(Prompt) Using the records below, locate all lines containing "text" and return them.

(Dataset excerpts)
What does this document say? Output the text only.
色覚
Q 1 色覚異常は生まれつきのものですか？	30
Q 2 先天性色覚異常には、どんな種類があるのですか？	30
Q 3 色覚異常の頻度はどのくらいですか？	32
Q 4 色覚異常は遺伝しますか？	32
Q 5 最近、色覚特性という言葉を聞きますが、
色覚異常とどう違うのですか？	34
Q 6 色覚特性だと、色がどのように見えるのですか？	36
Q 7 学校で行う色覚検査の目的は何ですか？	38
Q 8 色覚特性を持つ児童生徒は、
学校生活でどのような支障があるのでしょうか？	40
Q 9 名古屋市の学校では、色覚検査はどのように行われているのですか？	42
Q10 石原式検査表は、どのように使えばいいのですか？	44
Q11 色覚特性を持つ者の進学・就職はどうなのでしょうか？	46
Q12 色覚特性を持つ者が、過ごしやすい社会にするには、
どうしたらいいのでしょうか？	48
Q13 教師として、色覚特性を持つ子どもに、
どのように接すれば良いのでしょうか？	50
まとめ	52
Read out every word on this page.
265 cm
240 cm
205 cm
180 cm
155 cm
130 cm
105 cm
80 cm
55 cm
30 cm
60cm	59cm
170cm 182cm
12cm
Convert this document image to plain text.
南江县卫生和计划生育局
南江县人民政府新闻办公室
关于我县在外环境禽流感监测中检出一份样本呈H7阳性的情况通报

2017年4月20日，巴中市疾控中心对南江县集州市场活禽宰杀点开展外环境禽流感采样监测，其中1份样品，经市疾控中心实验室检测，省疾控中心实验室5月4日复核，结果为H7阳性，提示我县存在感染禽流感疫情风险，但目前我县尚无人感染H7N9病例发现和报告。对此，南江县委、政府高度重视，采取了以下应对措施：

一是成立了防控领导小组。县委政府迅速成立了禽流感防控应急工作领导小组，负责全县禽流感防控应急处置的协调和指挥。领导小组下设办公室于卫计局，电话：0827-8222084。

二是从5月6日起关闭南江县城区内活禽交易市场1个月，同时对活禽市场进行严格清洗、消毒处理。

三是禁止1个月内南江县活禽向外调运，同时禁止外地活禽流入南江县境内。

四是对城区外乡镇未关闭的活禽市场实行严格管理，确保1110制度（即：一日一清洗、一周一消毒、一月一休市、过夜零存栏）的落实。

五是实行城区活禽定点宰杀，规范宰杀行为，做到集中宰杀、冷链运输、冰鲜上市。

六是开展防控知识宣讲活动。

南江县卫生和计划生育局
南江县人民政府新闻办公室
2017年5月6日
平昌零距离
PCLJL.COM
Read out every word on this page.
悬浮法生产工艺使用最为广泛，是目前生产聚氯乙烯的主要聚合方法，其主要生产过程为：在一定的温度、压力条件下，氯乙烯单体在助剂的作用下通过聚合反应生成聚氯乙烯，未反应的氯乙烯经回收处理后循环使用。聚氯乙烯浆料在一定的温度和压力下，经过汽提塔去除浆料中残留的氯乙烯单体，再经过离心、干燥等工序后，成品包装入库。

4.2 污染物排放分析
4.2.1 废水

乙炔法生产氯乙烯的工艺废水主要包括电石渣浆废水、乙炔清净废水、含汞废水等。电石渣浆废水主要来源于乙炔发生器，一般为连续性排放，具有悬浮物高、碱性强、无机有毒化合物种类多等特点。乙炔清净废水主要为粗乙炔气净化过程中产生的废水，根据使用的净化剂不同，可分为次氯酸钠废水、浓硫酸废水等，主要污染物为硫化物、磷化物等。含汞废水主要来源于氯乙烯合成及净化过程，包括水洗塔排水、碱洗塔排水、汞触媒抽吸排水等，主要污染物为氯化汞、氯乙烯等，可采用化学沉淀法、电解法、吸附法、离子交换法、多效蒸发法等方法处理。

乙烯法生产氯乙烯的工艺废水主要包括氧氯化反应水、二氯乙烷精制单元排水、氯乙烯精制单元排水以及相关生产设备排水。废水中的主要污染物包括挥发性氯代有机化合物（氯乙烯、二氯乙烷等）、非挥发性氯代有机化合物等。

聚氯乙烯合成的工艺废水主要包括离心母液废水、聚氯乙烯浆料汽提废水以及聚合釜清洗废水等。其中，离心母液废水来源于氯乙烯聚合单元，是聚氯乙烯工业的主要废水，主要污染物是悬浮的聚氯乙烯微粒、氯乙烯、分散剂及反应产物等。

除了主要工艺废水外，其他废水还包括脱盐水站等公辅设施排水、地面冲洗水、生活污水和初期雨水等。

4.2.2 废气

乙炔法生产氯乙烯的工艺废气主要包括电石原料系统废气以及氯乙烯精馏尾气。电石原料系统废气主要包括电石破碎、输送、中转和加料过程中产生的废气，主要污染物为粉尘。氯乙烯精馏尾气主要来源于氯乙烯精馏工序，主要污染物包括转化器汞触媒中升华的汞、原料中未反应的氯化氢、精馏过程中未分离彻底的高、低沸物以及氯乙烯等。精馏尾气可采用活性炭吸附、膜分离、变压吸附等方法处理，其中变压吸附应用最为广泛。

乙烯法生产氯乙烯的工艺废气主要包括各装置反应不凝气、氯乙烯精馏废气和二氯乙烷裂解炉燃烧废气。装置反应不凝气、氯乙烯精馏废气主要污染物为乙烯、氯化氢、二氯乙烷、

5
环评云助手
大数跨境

(Solution for this exercise)
What does this document say? Output the text only.
Convert this document image to plain text.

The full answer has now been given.